* **Task data**
------------

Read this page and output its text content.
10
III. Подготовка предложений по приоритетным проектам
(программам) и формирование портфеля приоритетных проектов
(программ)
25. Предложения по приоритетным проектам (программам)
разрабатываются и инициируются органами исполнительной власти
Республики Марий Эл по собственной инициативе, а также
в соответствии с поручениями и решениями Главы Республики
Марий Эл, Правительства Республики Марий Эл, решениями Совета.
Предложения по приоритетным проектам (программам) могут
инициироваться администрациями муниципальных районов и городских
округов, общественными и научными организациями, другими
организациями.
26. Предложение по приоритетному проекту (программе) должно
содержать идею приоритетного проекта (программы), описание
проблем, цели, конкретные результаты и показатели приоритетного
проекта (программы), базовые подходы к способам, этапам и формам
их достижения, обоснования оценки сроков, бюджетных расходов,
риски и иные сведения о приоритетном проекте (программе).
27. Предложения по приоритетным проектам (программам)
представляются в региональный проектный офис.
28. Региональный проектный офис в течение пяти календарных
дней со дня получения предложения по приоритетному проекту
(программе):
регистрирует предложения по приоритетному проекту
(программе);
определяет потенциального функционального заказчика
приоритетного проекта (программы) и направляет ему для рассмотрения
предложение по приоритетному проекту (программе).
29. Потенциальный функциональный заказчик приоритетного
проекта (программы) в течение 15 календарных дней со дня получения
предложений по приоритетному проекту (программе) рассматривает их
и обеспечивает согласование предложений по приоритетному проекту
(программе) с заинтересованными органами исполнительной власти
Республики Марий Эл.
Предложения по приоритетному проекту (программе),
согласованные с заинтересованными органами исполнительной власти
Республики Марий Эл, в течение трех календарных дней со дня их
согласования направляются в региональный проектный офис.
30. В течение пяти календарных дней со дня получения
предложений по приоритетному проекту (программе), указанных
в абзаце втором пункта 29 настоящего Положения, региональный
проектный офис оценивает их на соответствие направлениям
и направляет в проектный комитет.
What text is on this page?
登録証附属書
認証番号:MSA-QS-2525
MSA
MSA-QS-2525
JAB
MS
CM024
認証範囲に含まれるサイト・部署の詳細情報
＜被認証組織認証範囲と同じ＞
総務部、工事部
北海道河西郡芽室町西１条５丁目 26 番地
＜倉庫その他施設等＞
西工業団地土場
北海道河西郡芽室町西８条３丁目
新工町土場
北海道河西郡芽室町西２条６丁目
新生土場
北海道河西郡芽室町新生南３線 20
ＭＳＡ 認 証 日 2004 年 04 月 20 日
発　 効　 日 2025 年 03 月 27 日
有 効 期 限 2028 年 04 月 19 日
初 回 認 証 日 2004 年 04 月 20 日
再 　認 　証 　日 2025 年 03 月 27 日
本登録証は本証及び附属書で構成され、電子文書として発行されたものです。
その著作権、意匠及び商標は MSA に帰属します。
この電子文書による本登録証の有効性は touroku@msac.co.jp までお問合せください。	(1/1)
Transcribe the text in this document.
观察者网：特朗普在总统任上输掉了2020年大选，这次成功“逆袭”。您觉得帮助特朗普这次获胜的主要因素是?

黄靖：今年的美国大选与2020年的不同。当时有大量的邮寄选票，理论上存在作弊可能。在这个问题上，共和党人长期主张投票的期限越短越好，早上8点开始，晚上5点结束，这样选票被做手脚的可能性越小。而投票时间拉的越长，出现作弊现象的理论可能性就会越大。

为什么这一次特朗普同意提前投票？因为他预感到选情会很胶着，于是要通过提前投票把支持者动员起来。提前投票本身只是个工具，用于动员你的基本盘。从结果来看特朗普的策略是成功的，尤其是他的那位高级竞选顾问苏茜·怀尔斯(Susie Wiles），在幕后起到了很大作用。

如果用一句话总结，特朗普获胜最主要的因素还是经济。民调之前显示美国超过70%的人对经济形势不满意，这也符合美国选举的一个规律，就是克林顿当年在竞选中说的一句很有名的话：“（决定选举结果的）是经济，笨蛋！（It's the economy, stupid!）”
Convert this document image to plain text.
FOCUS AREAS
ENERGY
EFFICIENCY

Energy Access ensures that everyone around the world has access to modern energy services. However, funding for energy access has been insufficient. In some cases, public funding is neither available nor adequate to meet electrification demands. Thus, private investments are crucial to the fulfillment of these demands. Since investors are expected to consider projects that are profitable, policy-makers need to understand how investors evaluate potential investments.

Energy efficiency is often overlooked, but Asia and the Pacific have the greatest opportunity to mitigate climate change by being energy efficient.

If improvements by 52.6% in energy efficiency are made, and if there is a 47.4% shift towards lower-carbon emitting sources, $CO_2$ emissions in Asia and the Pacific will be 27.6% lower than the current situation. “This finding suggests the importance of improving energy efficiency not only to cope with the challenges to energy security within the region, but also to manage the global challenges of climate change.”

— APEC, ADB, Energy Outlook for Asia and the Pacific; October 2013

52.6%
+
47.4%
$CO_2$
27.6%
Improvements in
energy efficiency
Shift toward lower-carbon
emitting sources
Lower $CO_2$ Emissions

------------

Retype the data exactly as given.

Read this page and output its text content.
10
III. Подготовка предложений по приоритетным проектам
(программам) и формирование портфеля приоритетных проектов
(программ)
25. Предложения по приоритетным проектам (программам)
разрабатываются и инициируются органами исполнительной власти
Республики Марий Эл по собственной инициативе, а также
в соответствии с поручениями и решениями Главы Республики
Марий Эл, Правительства Республики Марий Эл, решениями Совета.
Предложения по приоритетным проектам (программам) могут
инициироваться администрациями муниципальных районов и городских
округов, общественными и научными организациями, другими
организациями.
26. Предложение по приоритетному проекту (программе) должно
содержать идею приоритетного проекта (программы), описание
проблем, цели, конкретные результаты и показатели приоритетного
проекта (программы), базовые подходы к способам, этапам и формам
их достижения, обоснования оценки сроков, бюджетных расходов,
риски и иные сведения о приоритетном проекте (программе).
27. Предложения по приоритетным проектам (программам)
представляются в региональный проектный офис.
28. Региональный проектный офис в течение пяти календарных
дней со дня получения предложения по приоритетному проекту
(программе):
регистрирует предложения по приоритетному проекту
(программе);
определяет потенциального функционального заказчика
приоритетного проекта (программы) и направляет ему для рассмотрения
предложение по приоритетному проекту (программе).
29. Потенциальный функциональный заказчик приоритетного
проекта (программы) в течение 15 календарных дней со дня получения
предложений по приоритетному проекту (программе) рассматривает их
и обеспечивает согласование предложений по приоритетному проекту
(программе) с заинтересованными органами исполнительной власти
Республики Марий Эл.
Предложения по приоритетному проекту (программе),
согласованные с заинтересованными органами исполнительной власти
Республики Марий Эл, в течение трех календарных дней со дня их
согласования направляются в региональный проектный офис.
30. В течение пяти календарных дней со дня получения
предложений по приоритетному проекту (программе), указанных
в абзаце втором пункта 29 настоящего Положения, региональный
проектный офис оценивает их на соответствие направлениям
и направляет в проектный комитет.
What text is on this page?
登録証附属書
認証番号:MSA-QS-2525
MSA
MSA-QS-2525
JAB
MS
CM024
認証範囲に含まれるサイト・部署の詳細情報
＜被認証組織認証範囲と同じ＞
総務部、工事部
北海道河西郡芽室町西１条５丁目 26 番地
＜倉庫その他施設等＞
西工業団地土場
北海道河西郡芽室町西８条３丁目
新工町土場
北海道河西郡芽室町西２条６丁目
新生土場
北海道河西郡芽室町新生南３線 20
ＭＳＡ 認 証 日 2004 年 04 月 20 日
発　 効　 日 2025 年 03 月 27 日
有 効 期 限 2028 年 04 月 19 日
初 回 認 証 日 2004 年 04 月 20 日
再 　認 　証 　日 2025 年 03 月 27 日
本登録証は本証及び附属書で構成され、電子文書として発行されたものです。
その著作権、意匠及び商標は MSA に帰属します。
この電子文書による本登録証の有効性は touroku@msac.co.jp までお問合せください。	(1/1)
Transcribe the text in this document.
观察者网：特朗普在总统任上输掉了2020年大选，这次成功“逆袭”。您觉得帮助特朗普这次获胜的主要因素是?

黄靖：今年的美国大选与2020年的不同。当时有大量的邮寄选票，理论上存在作弊可能。在这个问题上，共和党人长期主张投票的期限越短越好，早上8点开始，晚上5点结束，这样选票被做手脚的可能性越小。而投票时间拉的越长，出现作弊现象的理论可能性就会越大。

为什么这一次特朗普同意提前投票？因为他预感到选情会很胶着，于是要通过提前投票把支持者动员起来。提前投票本身只是个工具，用于动员你的基本盘。从结果来看特朗普的策略是成功的，尤其是他的那位高级竞选顾问苏茜·怀尔斯(Susie Wiles），在幕后起到了很大作用。

如果用一句话总结，特朗普获胜最主要的因素还是经济。民调之前显示美国超过70%的人对经济形势不满意，这也符合美国选举的一个规律，就是克林顿当年在竞选中说的一句很有名的话：“（决定选举结果的）是经济，笨蛋！（It's the economy, stupid!）”
Convert this document image to plain text.
FOCUS AREAS
ENERGY
EFFICIENCY

Energy Access ensures that everyone around the world has access to modern energy services. However, funding for energy access has been insufficient. In some cases, public funding is neither available nor adequate to meet electrification demands. Thus, private investments are crucial to the fulfillment of these demands. Since investors are expected to consider projects that are profitable, policy-makers need to understand how investors evaluate potential investments.

Energy efficiency is often overlooked, but Asia and the Pacific have the greatest opportunity to mitigate climate change by being energy efficient.

If improvements by 52.6% in energy efficiency are made, and if there is a 47.4% shift towards lower-carbon emitting sources, $CO_2$ emissions in Asia and the Pacific will be 27.6% lower than the current situation. “This finding suggests the importance of improving energy efficiency not only to cope with the challenges to energy security within the region, but also to manage the global challenges of climate change.”

— APEC, ADB, Energy Outlook for Asia and the Pacific; October 2013

52.6%
+
47.4%
$CO_2$
27.6%
Improvements in
energy efficiency
Shift toward lower-carbon
emitting sources
Lower $CO_2$ Emissions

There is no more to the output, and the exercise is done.